◆ **PROBLEM REQUIREMENTS**
Repeat the whole listing below, word for word.
═══ INFORMATION SUPPLIED ═══
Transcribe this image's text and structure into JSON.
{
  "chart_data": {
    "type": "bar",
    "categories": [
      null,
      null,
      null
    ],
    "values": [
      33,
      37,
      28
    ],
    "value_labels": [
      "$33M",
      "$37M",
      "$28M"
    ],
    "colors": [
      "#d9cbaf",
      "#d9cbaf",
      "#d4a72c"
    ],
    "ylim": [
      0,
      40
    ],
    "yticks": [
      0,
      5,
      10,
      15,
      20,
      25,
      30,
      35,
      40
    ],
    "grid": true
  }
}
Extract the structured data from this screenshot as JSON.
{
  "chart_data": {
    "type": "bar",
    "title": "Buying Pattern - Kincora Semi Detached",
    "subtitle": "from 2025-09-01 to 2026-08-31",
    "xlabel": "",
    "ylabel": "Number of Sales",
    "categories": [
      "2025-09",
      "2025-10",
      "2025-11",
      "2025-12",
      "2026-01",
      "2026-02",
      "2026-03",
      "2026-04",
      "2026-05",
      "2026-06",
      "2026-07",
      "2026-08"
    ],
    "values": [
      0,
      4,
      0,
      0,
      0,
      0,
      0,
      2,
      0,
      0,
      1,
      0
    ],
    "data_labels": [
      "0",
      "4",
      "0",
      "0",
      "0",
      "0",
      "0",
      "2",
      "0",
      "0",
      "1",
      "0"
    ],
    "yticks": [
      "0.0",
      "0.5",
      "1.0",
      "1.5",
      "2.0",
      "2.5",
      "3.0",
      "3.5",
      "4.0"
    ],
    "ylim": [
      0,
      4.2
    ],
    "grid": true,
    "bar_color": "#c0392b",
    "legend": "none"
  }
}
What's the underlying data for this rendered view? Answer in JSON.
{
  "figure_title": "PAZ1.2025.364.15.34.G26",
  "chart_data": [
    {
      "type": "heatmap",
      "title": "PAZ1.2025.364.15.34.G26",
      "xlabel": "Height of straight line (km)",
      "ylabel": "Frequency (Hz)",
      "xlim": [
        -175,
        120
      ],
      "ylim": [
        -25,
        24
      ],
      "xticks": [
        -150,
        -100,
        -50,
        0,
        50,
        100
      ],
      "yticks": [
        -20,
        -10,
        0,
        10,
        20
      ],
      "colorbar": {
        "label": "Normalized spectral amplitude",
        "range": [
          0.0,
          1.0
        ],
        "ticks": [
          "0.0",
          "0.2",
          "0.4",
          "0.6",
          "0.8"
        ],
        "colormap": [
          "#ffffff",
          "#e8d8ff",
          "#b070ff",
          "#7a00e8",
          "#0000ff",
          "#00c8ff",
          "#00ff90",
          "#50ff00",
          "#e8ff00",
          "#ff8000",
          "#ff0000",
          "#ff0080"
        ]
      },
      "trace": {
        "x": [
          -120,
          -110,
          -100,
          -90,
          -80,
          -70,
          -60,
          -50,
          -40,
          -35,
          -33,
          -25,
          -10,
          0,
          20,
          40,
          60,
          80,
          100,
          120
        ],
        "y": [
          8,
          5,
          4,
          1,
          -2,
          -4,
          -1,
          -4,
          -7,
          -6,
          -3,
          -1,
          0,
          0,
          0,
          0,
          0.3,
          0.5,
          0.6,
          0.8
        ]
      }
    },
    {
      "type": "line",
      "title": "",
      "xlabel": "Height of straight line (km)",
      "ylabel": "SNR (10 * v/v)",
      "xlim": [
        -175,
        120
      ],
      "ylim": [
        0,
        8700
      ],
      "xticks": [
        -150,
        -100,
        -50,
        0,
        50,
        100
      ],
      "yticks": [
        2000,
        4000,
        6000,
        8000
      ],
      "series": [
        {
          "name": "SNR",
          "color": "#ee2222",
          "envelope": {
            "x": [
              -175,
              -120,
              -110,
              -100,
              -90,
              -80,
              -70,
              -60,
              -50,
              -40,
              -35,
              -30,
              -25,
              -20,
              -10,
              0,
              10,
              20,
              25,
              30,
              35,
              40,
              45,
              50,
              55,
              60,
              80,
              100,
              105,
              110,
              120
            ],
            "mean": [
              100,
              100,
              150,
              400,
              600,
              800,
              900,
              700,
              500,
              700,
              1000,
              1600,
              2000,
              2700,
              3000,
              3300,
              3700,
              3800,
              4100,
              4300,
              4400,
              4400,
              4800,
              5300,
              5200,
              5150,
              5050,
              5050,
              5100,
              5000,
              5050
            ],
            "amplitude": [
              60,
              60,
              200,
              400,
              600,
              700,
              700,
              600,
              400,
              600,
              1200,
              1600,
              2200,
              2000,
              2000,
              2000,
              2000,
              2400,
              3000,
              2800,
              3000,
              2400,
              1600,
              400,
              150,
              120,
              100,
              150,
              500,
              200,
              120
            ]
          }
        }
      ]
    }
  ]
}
═══
◆ **EXPECTED ANSWER**
Transcribe this image's text and structure into JSON.
{
  "chart_data": {
    "type": "bar",
    "categories": [
      null,
      null,
      null
    ],
    "values": [
      33,
      37,
      28
    ],
    "value_labels": [
      "$33M",
      "$37M",
      "$28M"
    ],
    "colors": [
      "#d9cbaf",
      "#d9cbaf",
      "#d4a72c"
    ],
    "ylim": [
      0,
      40
    ],
    "yticks": [
      0,
      5,
      10,
      15,
      20,
      25,
      30,
      35,
      40
    ],
    "grid": true
  }
}
Extract the structured data from this screenshot as JSON.
{
  "chart_data": {
    "type": "bar",
    "title": "Buying Pattern - Kincora Semi Detached",
    "subtitle": "from 2025-09-01 to 2026-08-31",
    "xlabel": "",
    "ylabel": "Number of Sales",
    "categories": [
      "2025-09",
      "2025-10",
      "2025-11",
      "2025-12",
      "2026-01",
      "2026-02",
      "2026-03",
      "2026-04",
      "2026-05",
      "2026-06",
      "2026-07",
      "2026-08"
    ],
    "values": [
      0,
      4,
      0,
      0,
      0,
      0,
      0,
      2,
      0,
      0,
      1,
      0
    ],
    "data_labels": [
      "0",
      "4",
      "0",
      "0",
      "0",
      "0",
      "0",
      "2",
      "0",
      "0",
      "1",
      "0"
    ],
    "yticks": [
      "0.0",
      "0.5",
      "1.0",
      "1.5",
      "2.0",
      "2.5",
      "3.0",
      "3.5",
      "4.0"
    ],
    "ylim": [
      0,
      4.2
    ],
    "grid": true,
    "bar_color": "#c0392b",
    "legend": "none"
  }
}
What's the underlying data for this rendered view? Answer in JSON.
{
  "figure_title": "PAZ1.2025.364.15.34.G26",
  "chart_data": [
    {
      "type": "heatmap",
      "title": "PAZ1.2025.364.15.34.G26",
      "xlabel": "Height of straight line (km)",
      "ylabel": "Frequency (Hz)",
      "xlim": [
        -175,
        120
      ],
      "ylim": [
        -25,
        24
      ],
      "xticks": [
        -150,
        -100,
        -50,
        0,
        50,
        100
      ],
      "yticks": [
        -20,
        -10,
        0,
        10,
        20
      ],
      "colorbar": {
        "label": "Normalized spectral amplitude",
        "range": [
          0.0,
          1.0
        ],
        "ticks": [
          "0.0",
          "0.2",
          "0.4",
          "0.6",
          "0.8"
        ],
        "colormap": [
          "#ffffff",
          "#e8d8ff",
          "#b070ff",
          "#7a00e8",
          "#0000ff",
          "#00c8ff",
          "#00ff90",
          "#50ff00",
          "#e8ff00",
          "#ff8000",
          "#ff0000",
          "#ff0080"
        ]
      },
      "trace": {
        "x": [
          -120,
          -110,
          -100,
          -90,
          -80,
          -70,
          -60,
          -50,
          -40,
          -35,
          -33,
          -25,
          -10,
          0,
          20,
          40,
          60,
          80,
          100,
          120
        ],
        "y": [
          8,
          5,
          4,
          1,
          -2,
          -4,
          -1,
          -4,
          -7,
          -6,
          -3,
          -1,
          0,
          0,
          0,
          0,
          0.3,
          0.5,
          0.6,
          0.8
        ]
      }
    },
    {
      "type": "line",
      "title": "",
      "xlabel": "Height of straight line (km)",
      "ylabel": "SNR (10 * v/v)",
      "xlim": [
        -175,
        120
      ],
      "ylim": [
        0,
        8700
      ],
      "xticks": [
        -150,
        -100,
        -50,
        0,
        50,
        100
      ],
      "yticks": [
        2000,
        4000,
        6000,
        8000
      ],
      "series": [
        {
          "name": "SNR",
          "color": "#ee2222",
          "envelope": {
            "x": [
              -175,
              -120,
              -110,
              -100,
              -90,
              -80,
              -70,
              -60,
              -50,
              -40,
              -35,
              -30,
              -25,
              -20,
              -10,
              0,
              10,
              20,
              25,
              30,
              35,
              40,
              45,
              50,
              55,
              60,
              80,
              100,
              105,
              110,
              120
            ],
            "mean": [
              100,
              100,
              150,
              400,
              600,
              800,
              900,
              700,
              500,
              700,
              1000,
              1600,
              2000,
              2700,
              3000,
              3300,
              3700,
              3800,
              4100,
              4300,
              4400,
              4400,
              4800,
              5300,
              5200,
              5150,
              5050,
              5050,
              5100,
              5000,
              5050
            ],
            "amplitude": [
              60,
              60,
              200,
              400,
              600,
              700,
              700,
              600,
              400,
              600,
              1200,
              1600,
              2200,
              2000,
              2000,
              2000,
              2000,
              2400,
              3000,
              2800,
              3000,
              2400,
              1600,
              400,
              150,
              120,
              100,
              150,
              500,
              200,
              120
            ]
          }
        }
      ]
    }
  ]
}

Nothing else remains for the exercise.